DESCRIPTION OF THE TASK -
Please print every record below exactly as it appears.

Data entries
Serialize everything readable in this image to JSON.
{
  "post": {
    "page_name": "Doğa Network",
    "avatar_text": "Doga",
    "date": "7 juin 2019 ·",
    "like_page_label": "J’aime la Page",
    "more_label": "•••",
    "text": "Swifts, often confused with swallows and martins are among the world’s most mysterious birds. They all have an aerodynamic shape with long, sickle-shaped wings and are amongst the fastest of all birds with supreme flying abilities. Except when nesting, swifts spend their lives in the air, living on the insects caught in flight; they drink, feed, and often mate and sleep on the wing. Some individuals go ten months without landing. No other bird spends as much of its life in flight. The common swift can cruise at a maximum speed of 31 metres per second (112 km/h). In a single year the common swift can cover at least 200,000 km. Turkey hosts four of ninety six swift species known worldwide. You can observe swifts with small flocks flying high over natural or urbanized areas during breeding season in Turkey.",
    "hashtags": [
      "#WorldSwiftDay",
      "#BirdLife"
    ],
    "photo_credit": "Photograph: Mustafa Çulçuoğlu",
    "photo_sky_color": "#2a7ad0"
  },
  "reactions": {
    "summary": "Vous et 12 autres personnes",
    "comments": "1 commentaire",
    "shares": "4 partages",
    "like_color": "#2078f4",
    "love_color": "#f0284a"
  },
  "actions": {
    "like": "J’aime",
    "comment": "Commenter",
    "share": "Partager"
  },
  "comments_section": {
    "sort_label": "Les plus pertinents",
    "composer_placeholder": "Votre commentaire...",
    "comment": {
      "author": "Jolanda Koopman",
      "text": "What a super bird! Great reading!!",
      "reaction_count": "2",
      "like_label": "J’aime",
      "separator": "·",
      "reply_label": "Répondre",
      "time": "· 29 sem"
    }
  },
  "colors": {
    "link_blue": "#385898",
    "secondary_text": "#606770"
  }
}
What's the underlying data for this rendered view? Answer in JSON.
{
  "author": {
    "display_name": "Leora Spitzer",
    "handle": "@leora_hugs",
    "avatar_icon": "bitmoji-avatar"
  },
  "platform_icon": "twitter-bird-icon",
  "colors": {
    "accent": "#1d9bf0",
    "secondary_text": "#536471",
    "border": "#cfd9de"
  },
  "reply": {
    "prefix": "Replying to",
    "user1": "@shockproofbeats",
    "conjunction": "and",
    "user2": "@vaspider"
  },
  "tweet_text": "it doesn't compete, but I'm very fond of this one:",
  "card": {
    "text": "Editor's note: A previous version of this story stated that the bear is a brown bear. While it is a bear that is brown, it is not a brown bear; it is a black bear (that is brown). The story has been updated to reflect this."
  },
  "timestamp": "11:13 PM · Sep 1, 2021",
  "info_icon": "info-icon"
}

EXERCISE OUTPUT -
Serialize everything readable in this image to JSON.
{
  "post": {
    "page_name": "Doğa Network",
    "avatar_text": "Doga",
    "date": "7 juin 2019 ·",
    "like_page_label": "J’aime la Page",
    "more_label": "•••",
    "text": "Swifts, often confused with swallows and martins are among the world’s most mysterious birds. They all have an aerodynamic shape with long, sickle-shaped wings and are amongst the fastest of all birds with supreme flying abilities. Except when nesting, swifts spend their lives in the air, living on the insects caught in flight; they drink, feed, and often mate and sleep on the wing. Some individuals go ten months without landing. No other bird spends as much of its life in flight. The common swift can cruise at a maximum speed of 31 metres per second (112 km/h). In a single year the common swift can cover at least 200,000 km. Turkey hosts four of ninety six swift species known worldwide. You can observe swifts with small flocks flying high over natural or urbanized areas during breeding season in Turkey.",
    "hashtags": [
      "#WorldSwiftDay",
      "#BirdLife"
    ],
    "photo_credit": "Photograph: Mustafa Çulçuoğlu",
    "photo_sky_color": "#2a7ad0"
  },
  "reactions": {
    "summary": "Vous et 12 autres personnes",
    "comments": "1 commentaire",
    "shares": "4 partages",
    "like_color": "#2078f4",
    "love_color": "#f0284a"
  },
  "actions": {
    "like": "J’aime",
    "comment": "Commenter",
    "share": "Partager"
  },
  "comments_section": {
    "sort_label": "Les plus pertinents",
    "composer_placeholder": "Votre commentaire...",
    "comment": {
      "author": "Jolanda Koopman",
      "text": "What a super bird! Great reading!!",
      "reaction_count": "2",
      "like_label": "J’aime",
      "separator": "·",
      "reply_label": "Répondre",
      "time": "· 29 sem"
    }
  },
  "colors": {
    "link_blue": "#385898",
    "secondary_text": "#606770"
  }
}
What's the underlying data for this rendered view? Answer in JSON.
{
  "author": {
    "display_name": "Leora Spitzer",
    "handle": "@leora_hugs",
    "avatar_icon": "bitmoji-avatar"
  },
  "platform_icon": "twitter-bird-icon",
  "colors": {
    "accent": "#1d9bf0",
    "secondary_text": "#536471",
    "border": "#cfd9de"
  },
  "reply": {
    "prefix": "Replying to",
    "user1": "@shockproofbeats",
    "conjunction": "and",
    "user2": "@vaspider"
  },
  "tweet_text": "it doesn't compete, but I'm very fond of this one:",
  "card": {
    "text": "Editor's note: A previous version of this story stated that the bear is a brown bear. While it is a bear that is brown, it is not a brown bear; it is a black bear (that is brown). The story has been updated to reflect this."
  },
  "timestamp": "11:13 PM · Sep 1, 2021",
  "info_icon": "info-icon"
}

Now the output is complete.